• SOURCE RECORDS:
▽

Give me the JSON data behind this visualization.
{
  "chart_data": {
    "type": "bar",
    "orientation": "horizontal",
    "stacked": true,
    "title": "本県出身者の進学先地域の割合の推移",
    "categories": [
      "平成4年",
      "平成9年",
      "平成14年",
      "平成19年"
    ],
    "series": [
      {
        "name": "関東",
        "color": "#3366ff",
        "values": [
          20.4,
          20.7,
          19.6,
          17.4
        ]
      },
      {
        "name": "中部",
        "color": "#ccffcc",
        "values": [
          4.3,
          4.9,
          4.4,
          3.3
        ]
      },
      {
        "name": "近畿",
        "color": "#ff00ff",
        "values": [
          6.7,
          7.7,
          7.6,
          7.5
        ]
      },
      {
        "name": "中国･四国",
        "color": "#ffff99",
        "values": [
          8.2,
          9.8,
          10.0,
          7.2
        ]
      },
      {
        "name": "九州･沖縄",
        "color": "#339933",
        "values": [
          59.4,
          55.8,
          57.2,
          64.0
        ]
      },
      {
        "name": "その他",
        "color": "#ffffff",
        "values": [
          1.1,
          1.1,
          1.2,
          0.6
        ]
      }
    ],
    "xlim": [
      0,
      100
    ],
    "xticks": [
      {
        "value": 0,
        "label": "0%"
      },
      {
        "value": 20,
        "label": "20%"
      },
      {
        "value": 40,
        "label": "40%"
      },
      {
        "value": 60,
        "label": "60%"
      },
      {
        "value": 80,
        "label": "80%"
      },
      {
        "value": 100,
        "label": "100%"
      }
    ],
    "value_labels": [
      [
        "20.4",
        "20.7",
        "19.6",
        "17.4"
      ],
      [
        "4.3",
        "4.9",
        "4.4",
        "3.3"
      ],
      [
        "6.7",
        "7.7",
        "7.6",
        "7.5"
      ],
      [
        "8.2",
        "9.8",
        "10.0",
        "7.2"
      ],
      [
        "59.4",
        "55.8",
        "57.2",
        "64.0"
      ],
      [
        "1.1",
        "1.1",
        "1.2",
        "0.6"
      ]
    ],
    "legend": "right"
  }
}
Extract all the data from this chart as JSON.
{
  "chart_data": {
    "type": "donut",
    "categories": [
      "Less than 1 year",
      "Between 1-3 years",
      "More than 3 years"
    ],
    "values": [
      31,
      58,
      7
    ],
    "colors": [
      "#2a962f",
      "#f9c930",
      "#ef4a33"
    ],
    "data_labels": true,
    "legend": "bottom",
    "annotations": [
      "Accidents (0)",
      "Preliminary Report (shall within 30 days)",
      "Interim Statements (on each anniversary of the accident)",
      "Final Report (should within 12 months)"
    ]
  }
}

△

• WRITTEN REQUEST:
Which lines hold the string "name"? Copy all of them from the data above.

• COMPLETED TASK:
        "name": "関東",
        "name": "中部",
        "name": "近畿",
        "name": "中国･四国",
        "name": "九州･沖縄",
        "name": "その他",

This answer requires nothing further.